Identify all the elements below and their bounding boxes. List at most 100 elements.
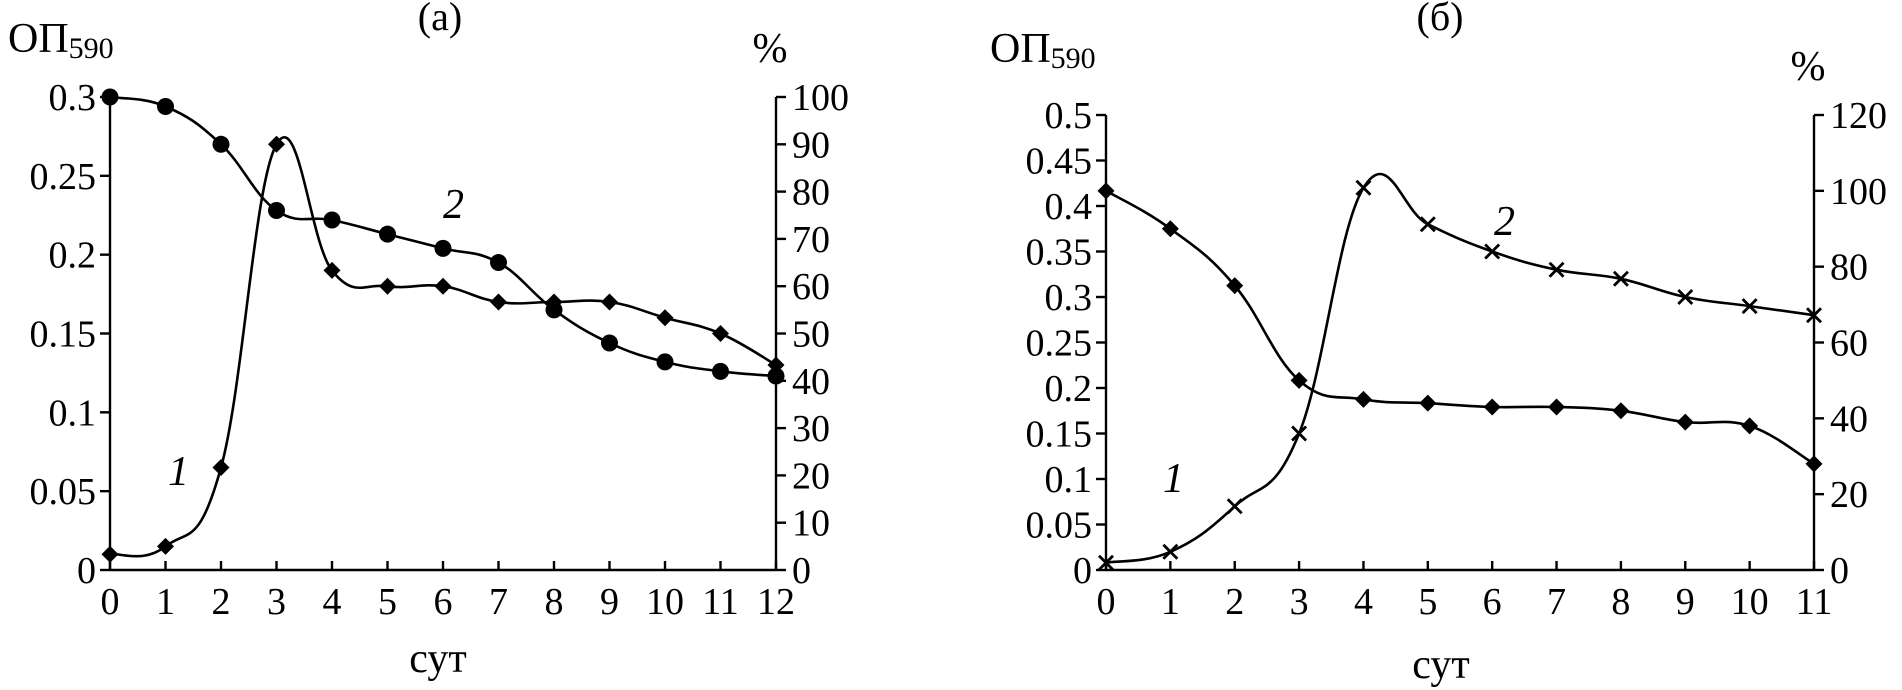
panel-a-x-tick-label: 5 — [378, 581, 397, 623]
panel-a-left-tick-label: 0.15 — [30, 314, 97, 356]
panel-a-x-tick-label: 12 — [757, 581, 795, 623]
panel-a-series-1-point — [101, 545, 119, 563]
panel-a-left-axis-title: ОП590 — [8, 16, 114, 65]
panel-a-left-tick-label: 0.25 — [30, 156, 97, 198]
panel-a-series-1-point — [434, 277, 452, 295]
panel-a-left-tick-label: 0.05 — [30, 471, 97, 513]
panel-b-x-tick-label: 7 — [1547, 581, 1566, 623]
panel-b-series-2-point — [1548, 398, 1566, 416]
panel-b-right-tick-label: 80 — [1830, 247, 1868, 289]
panel-b-series-1-point — [1355, 179, 1372, 196]
panel-b-series-2-line — [1105, 189, 1815, 465]
panel-a-series-1-point — [323, 261, 341, 279]
panel-a-series-2-point — [379, 225, 396, 243]
panel-b-x-tick-label: 2 — [1225, 581, 1244, 623]
panel-a-right-tick-label: 80 — [792, 172, 830, 214]
panel-b-left-tick-label: 0.05 — [1026, 505, 1093, 547]
panel-b-left-tick-label: 0.2 — [1045, 368, 1093, 410]
panel-a-series-1-point — [268, 135, 285, 153]
panel-a-x-tick-label: 6 — [434, 581, 453, 623]
panel-b-left-axis-title: ОП590 — [990, 26, 1096, 75]
panel-b-right-tick-label: 0 — [1830, 550, 1849, 592]
panel-a-series-2-point — [101, 88, 119, 106]
panel-b-series-2-point — [1097, 182, 1115, 200]
panel-b-x-tick-label: 3 — [1290, 581, 1309, 623]
panel-a-x-axis-title: сут — [409, 636, 466, 682]
panel-a-series-1-point — [490, 293, 507, 311]
panel-b-left-tick-label: 0.25 — [1026, 323, 1093, 365]
panel-b-left-tick-label: 0.4 — [1045, 186, 1093, 228]
panel-a-left-tick-label: 0.3 — [49, 77, 97, 119]
panel-b-series-1-point — [1419, 216, 1436, 233]
panel-a-right-tick-label: 20 — [792, 455, 830, 497]
panel-a-series-1-point — [157, 537, 174, 555]
panel-b-left-tick-label: 0.45 — [1026, 141, 1093, 183]
panel-a-x-tick-label: 7 — [489, 581, 508, 623]
panel-a-series-2-line — [109, 95, 777, 378]
panel-a-left-tick-label: 0.1 — [49, 392, 97, 434]
panel-a-series-2-point — [212, 135, 230, 153]
panel-b-series-2-point — [1226, 277, 1244, 295]
panel-b-label: (б) — [1417, 0, 1464, 39]
panel-a-x-tick-label: 0 — [101, 581, 120, 623]
panel-b-curve-label-1: 1 — [1163, 456, 1184, 502]
panel-a-series-1-point — [656, 309, 674, 327]
panel-b-x-tick-label: 5 — [1418, 581, 1437, 623]
panel-b-series-1-point — [1484, 243, 1501, 260]
panel-b-right-tick-label: 20 — [1830, 474, 1868, 516]
panel-b-series-1-point — [1612, 270, 1629, 287]
panel-a-series-2-point — [767, 367, 785, 385]
panel-a-right-tick-label: 70 — [792, 219, 830, 261]
panel-b-right-tick-label: 40 — [1830, 398, 1868, 440]
panel-b-left-tick-label: 0.35 — [1026, 232, 1093, 274]
panel-b-x-tick-label: 11 — [1796, 581, 1833, 623]
panel-b-series-1-point — [1548, 261, 1565, 278]
panel-a-right-tick-label: 100 — [792, 77, 849, 119]
panel-a-series-1-point — [601, 293, 618, 311]
panel-a-left-axis-title-sub: 590 — [69, 32, 114, 65]
panel-a-x-tick-label: 9 — [600, 581, 619, 623]
panel-b-right-tick-label: 60 — [1830, 323, 1868, 365]
panel-a-right-tick-label: 40 — [792, 361, 830, 403]
panel-a-x-tick-label: 3 — [267, 581, 286, 623]
panel-b-right-tick-label: 120 — [1830, 95, 1887, 137]
panel-b-series-1-point — [1741, 298, 1758, 315]
panel-b-left-axis-title-sub: 590 — [1051, 42, 1096, 75]
panel-b-x-tick-label: 9 — [1676, 581, 1695, 623]
panel-a-x-tick-label: 4 — [323, 581, 342, 623]
panel-a-right-tick-label: 0 — [792, 550, 811, 592]
panel-b-series-2-point — [1676, 413, 1694, 431]
panel-b-series-2-point — [1419, 394, 1437, 412]
panel-a-right-tick-label: 60 — [792, 266, 830, 308]
panel-b-curve-label-2: 2 — [1494, 199, 1515, 245]
panel-b-series-2-point — [1290, 371, 1308, 389]
panel-b-series-1-point — [1162, 543, 1179, 560]
panel-a-right-axis-title: % — [753, 26, 788, 72]
panel-b-x-tick-label: 10 — [1731, 581, 1769, 623]
panel-b-series-2-point — [1741, 417, 1759, 435]
panel-b-series-1-line — [1105, 172, 1815, 564]
panel-a-series-2-point — [323, 211, 341, 229]
panel-a-series-2-point — [490, 254, 507, 272]
panel-b-series-1-point — [1677, 289, 1694, 305]
panel-b-left-tick-label: 0 — [1073, 550, 1092, 592]
panel-a-series-1-point — [712, 325, 729, 342]
panel-b-x-tick-label: 4 — [1354, 581, 1373, 623]
panel-b-x-axis-title: сут — [1412, 642, 1469, 688]
panel-a-series-2-point — [601, 334, 618, 352]
panel-a-series-2-point — [268, 202, 285, 220]
panel-a-left-tick-label: 0.2 — [49, 235, 97, 277]
panel-a-series-1-point — [212, 459, 230, 477]
panel-a-x-tick-label: 1 — [156, 581, 175, 623]
panel-b-right-axis-title: % — [1791, 44, 1826, 90]
panel-a-x-tick-label: 11 — [702, 581, 739, 623]
panel-a: (а) ОП590 % сут 1 2 0 1 2 3 4 5 6 7 8 9 10 11 1200.0… — [8, 0, 849, 682]
panel-a-x-tick-label: 8 — [545, 581, 564, 623]
panel-b-series-2-point — [1612, 402, 1630, 420]
panel-b-series-1-point — [1806, 307, 1822, 324]
panel-b-x-tick-label: 6 — [1483, 581, 1502, 623]
panel-a-x-tick-label: 2 — [212, 581, 231, 623]
panel-a-series-2-point — [157, 97, 174, 115]
panel-a-series-2-point — [656, 353, 674, 371]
· · · ·
**AIM:** Edit the listing from the line containing "panel-a-x-tick-label: 5 —" through the line containing "panel-a-right-tick-label: 80 —" by putting "series-1-marker" wherever "series-1-point" appears, and leave everything else as it is.

**SOLUTION FOR THIS PROBLEM:**
panel-a-x-tick-label: 5 — [378, 581, 397, 623]
panel-a-left-tick-label: 0.15 — [30, 314, 97, 356]
panel-a-x-tick-label: 12 — [757, 581, 795, 623]
panel-a-series-1-marker — [101, 545, 119, 563]
panel-a-left-axis-title: ОП590 — [8, 16, 114, 65]
panel-a-left-tick-label: 0.25 — [30, 156, 97, 198]
panel-a-series-1-marker — [434, 277, 452, 295]
panel-a-left-tick-label: 0.05 — [30, 471, 97, 513]
panel-b-x-tick-label: 7 — [1547, 581, 1566, 623]
panel-b-series-2-point — [1548, 398, 1566, 416]
panel-b-right-tick-label: 80 — [1830, 247, 1868, 289]
panel-b-series-1-marker — [1355, 179, 1372, 196]
panel-b-series-2-line — [1105, 189, 1815, 465]
panel-a-series-1-marker — [323, 261, 341, 279]
panel-a-series-2-point — [379, 225, 396, 243]
panel-b-x-tick-label: 2 — [1225, 581, 1244, 623]
panel-a-right-tick-label: 80 — [792, 172, 830, 214]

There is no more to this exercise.